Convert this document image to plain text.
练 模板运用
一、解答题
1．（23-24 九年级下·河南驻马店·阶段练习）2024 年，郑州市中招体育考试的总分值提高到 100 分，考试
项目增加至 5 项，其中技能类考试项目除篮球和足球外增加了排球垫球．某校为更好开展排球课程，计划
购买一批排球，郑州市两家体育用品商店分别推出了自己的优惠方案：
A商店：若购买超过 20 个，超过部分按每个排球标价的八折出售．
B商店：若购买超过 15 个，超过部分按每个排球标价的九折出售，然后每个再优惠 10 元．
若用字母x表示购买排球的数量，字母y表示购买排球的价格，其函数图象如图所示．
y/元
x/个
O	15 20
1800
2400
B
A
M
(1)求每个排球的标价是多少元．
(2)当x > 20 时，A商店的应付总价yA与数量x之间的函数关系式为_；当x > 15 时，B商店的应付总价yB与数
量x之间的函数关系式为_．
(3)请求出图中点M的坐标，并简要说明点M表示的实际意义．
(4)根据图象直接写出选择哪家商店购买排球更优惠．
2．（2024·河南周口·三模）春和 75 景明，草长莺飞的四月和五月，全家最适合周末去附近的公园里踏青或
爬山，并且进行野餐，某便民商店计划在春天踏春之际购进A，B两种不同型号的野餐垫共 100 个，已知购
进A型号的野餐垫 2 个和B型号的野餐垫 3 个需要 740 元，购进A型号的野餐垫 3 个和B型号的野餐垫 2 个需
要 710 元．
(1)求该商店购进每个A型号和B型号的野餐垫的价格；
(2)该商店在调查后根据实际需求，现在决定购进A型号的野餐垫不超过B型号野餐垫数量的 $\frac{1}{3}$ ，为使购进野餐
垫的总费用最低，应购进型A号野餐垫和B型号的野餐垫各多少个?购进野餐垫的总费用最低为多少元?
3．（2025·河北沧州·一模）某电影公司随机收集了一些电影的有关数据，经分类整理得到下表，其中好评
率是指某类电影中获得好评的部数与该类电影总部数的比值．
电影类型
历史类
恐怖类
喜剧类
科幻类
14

STATED EXERCISE: Go through the records and print each one exactly.

PROBLEM SOLUTION:
Convert this document image to plain text.
练 模板运用
一、解答题
1．（23-24 九年级下·河南驻马店·阶段练习）2024 年，郑州市中招体育考试的总分值提高到 100 分，考试
项目增加至 5 项，其中技能类考试项目除篮球和足球外增加了排球垫球．某校为更好开展排球课程，计划
购买一批排球，郑州市两家体育用品商店分别推出了自己的优惠方案：
A商店：若购买超过 20 个，超过部分按每个排球标价的八折出售．
B商店：若购买超过 15 个，超过部分按每个排球标价的九折出售，然后每个再优惠 10 元．
若用字母x表示购买排球的数量，字母y表示购买排球的价格，其函数图象如图所示．
y/元
x/个
O	15 20
1800
2400
B
A
M
(1)求每个排球的标价是多少元．
(2)当x > 20 时，A商店的应付总价yA与数量x之间的函数关系式为_；当x > 15 时，B商店的应付总价yB与数
量x之间的函数关系式为_．
(3)请求出图中点M的坐标，并简要说明点M表示的实际意义．
(4)根据图象直接写出选择哪家商店购买排球更优惠．
2．（2024·河南周口·三模）春和 75 景明，草长莺飞的四月和五月，全家最适合周末去附近的公园里踏青或
爬山，并且进行野餐，某便民商店计划在春天踏春之际购进A，B两种不同型号的野餐垫共 100 个，已知购
进A型号的野餐垫 2 个和B型号的野餐垫 3 个需要 740 元，购进A型号的野餐垫 3 个和B型号的野餐垫 2 个需
要 710 元．
(1)求该商店购进每个A型号和B型号的野餐垫的价格；
(2)该商店在调查后根据实际需求，现在决定购进A型号的野餐垫不超过B型号野餐垫数量的 $\frac{1}{3}$ ，为使购进野餐
垫的总费用最低，应购进型A号野餐垫和B型号的野餐垫各多少个?购进野餐垫的总费用最低为多少元?
3．（2025·河北沧州·一模）某电影公司随机收集了一些电影的有关数据，经分类整理得到下表，其中好评
率是指某类电影中获得好评的部数与该类电影总部数的比值．
电影类型
历史类
恐怖类
喜剧类
科幻类
14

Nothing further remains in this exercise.